• [What to do]:
Write out every one of the entries below word for word, changing nothing.

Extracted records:
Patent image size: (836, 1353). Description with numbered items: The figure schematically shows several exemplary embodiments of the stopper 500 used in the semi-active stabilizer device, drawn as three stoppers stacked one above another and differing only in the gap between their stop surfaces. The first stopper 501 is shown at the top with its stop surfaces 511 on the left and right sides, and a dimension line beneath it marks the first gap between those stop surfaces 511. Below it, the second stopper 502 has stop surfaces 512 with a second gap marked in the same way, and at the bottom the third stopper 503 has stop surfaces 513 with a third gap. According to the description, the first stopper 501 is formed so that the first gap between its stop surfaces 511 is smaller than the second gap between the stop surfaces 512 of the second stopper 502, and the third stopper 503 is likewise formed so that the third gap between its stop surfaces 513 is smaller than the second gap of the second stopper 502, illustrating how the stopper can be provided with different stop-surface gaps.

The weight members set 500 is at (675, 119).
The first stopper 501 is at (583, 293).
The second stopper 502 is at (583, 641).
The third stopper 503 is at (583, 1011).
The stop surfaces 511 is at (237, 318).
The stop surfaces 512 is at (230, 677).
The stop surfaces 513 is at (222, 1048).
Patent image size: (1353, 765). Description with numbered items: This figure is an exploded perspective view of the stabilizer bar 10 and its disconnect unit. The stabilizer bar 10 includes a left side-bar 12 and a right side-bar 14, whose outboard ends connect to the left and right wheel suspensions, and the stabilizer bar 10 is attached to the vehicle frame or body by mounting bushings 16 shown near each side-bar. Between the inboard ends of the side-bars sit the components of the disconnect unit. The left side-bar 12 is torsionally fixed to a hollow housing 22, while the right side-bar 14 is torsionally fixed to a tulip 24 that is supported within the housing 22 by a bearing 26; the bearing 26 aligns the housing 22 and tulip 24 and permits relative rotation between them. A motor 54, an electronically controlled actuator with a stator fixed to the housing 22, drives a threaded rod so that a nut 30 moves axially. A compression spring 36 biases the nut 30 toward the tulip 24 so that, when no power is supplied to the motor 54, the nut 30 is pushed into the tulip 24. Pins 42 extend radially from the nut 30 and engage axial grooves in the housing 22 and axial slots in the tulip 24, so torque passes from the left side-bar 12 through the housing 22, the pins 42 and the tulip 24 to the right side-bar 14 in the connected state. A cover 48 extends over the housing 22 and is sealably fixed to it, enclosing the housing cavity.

• [Result]:
Patent image size: (836, 1353). Description with numbered items: The figure schematically shows several exemplary embodiments of the stopper 500 used in the semi-active stabilizer device, drawn as three stoppers stacked one above another and differing only in the gap between their stop surfaces. The first stopper 501 is shown at the top with its stop surfaces 511 on the left and right sides, and a dimension line beneath it marks the first gap between those stop surfaces 511. Below it, the second stopper 502 has stop surfaces 512 with a second gap marked in the same way, and at the bottom the third stopper 503 has stop surfaces 513 with a third gap. According to the description, the first stopper 501 is formed so that the first gap between its stop surfaces 511 is smaller than the second gap between the stop surfaces 512 of the second stopper 502, and the third stopper 503 is likewise formed so that the third gap between its stop surfaces 513 is smaller than the second gap of the second stopper 502, illustrating how the stopper can be provided with different stop-surface gaps.

The weight members set 500 is at (675, 119).
The first stopper 501 is at (583, 293).
The second stopper 502 is at (583, 641).
The third stopper 503 is at (583, 1011).
The stop surfaces 511 is at (237, 318).
The stop surfaces 512 is at (230, 677).
The stop surfaces 513 is at (222, 1048).
Patent image size: (1353, 765). Description with numbered items: This figure is an exploded perspective view of the stabilizer bar 10 and its disconnect unit. The stabilizer bar 10 includes a left side-bar 12 and a right side-bar 14, whose outboard ends connect to the left and right wheel suspensions, and the stabilizer bar 10 is attached to the vehicle frame or body by mounting bushings 16 shown near each side-bar. Between the inboard ends of the side-bars sit the components of the disconnect unit. The left side-bar 12 is torsionally fixed to a hollow housing 22, while the right side-bar 14 is torsionally fixed to a tulip 24 that is supported within the housing 22 by a bearing 26; the bearing 26 aligns the housing 22 and tulip 24 and permits relative rotation between them. A motor 54, an electronically controlled actuator with a stator fixed to the housing 22, drives a threaded rod so that a nut 30 moves axially. A compression spring 36 biases the nut 30 toward the tulip 24 so that, when no power is supplied to the motor 54, the nut 30 is pushed into the tulip 24. Pins 42 extend radially from the nut 30 and engage axial grooves in the housing 22 and axial slots in the tulip 24, so torque passes from the left side-bar 12 through the housing 22, the pins 42 and the tulip 24 to the right side-bar 14 in the connected state. A cover 48 extends over the housing 22 and is sealably fixed to it, enclosing the housing cavity.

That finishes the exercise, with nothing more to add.